Given instruction — Write the count of lines that contain the word "Temp" and nothing else.

Chart and figure data —
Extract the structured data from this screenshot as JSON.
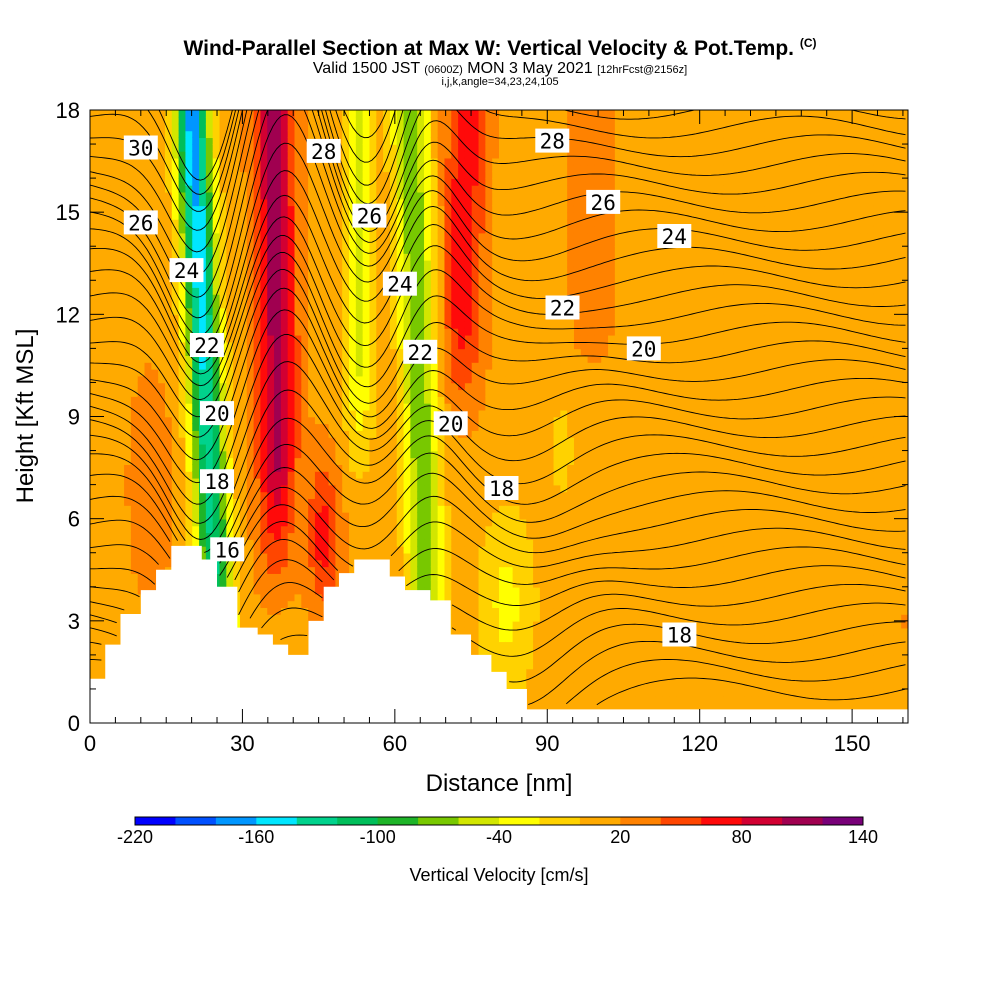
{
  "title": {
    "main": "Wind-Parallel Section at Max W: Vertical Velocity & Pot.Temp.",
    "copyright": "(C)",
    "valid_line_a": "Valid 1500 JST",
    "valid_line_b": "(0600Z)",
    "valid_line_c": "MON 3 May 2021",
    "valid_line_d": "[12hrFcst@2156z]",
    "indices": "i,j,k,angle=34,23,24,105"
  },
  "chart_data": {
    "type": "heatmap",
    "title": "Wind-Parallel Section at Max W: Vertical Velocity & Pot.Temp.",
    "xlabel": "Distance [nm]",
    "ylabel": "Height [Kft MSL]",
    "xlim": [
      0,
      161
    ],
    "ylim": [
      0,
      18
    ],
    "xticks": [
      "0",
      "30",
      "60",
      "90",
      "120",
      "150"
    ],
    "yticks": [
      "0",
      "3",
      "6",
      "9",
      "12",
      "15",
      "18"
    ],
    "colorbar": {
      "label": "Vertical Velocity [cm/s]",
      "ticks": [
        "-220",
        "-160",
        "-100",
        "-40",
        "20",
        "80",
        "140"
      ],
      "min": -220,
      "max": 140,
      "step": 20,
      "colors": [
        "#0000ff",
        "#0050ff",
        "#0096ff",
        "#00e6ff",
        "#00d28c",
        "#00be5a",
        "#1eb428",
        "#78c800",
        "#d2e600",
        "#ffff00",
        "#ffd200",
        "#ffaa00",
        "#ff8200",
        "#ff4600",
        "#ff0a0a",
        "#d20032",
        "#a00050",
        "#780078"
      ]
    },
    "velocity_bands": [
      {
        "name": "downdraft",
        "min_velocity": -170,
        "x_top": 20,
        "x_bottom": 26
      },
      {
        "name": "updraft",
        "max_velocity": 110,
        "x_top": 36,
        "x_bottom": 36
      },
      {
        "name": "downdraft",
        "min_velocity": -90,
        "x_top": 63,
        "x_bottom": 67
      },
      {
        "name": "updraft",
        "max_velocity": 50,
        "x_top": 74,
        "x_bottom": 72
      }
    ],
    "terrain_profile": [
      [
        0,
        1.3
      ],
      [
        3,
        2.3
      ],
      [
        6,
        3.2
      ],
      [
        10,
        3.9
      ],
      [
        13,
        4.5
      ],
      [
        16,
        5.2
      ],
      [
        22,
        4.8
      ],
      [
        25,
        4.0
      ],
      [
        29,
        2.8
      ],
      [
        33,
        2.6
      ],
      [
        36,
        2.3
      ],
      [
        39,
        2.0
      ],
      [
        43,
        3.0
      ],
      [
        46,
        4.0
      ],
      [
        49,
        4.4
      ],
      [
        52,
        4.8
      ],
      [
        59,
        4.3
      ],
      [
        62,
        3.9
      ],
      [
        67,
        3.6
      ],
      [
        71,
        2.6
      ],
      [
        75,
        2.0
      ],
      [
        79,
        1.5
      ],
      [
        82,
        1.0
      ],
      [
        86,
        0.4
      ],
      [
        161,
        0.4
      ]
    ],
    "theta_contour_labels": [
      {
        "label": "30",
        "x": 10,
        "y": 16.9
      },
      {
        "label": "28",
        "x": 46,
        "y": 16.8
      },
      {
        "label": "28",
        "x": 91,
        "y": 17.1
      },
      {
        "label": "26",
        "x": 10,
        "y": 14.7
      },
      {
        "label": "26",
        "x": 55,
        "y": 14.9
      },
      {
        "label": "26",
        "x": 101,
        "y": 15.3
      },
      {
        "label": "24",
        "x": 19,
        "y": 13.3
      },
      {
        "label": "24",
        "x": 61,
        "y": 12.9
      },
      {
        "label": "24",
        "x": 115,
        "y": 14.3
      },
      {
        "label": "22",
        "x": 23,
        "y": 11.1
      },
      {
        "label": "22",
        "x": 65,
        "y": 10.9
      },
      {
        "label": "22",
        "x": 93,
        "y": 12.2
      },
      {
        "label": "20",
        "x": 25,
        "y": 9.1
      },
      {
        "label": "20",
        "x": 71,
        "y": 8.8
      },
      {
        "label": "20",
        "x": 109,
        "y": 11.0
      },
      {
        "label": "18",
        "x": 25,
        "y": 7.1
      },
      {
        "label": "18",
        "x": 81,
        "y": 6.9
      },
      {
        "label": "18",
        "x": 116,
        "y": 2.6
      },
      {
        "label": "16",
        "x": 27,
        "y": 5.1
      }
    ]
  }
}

--

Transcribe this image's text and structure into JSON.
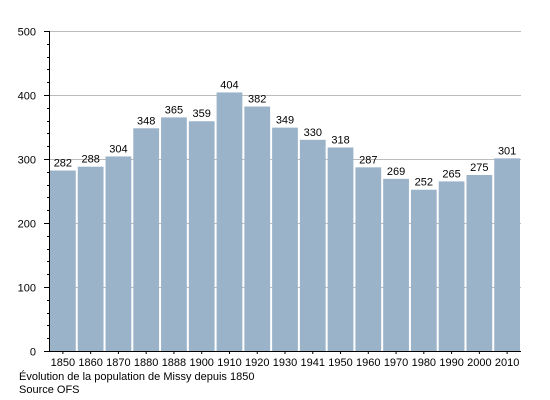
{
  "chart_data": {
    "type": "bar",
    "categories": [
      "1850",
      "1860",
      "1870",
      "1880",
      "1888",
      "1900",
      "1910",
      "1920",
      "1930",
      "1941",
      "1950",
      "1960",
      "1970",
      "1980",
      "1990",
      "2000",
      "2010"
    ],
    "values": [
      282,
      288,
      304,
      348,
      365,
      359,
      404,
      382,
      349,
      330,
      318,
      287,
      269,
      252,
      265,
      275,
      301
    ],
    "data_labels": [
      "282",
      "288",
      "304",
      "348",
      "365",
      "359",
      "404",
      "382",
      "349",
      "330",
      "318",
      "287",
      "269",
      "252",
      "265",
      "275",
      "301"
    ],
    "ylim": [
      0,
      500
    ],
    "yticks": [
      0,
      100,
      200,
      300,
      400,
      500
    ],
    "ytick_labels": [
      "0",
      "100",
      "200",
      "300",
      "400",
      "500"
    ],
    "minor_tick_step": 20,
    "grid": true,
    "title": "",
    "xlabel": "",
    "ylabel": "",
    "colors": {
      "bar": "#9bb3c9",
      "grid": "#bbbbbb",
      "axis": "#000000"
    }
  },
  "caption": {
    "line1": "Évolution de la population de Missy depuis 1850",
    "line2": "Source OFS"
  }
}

Response below — 2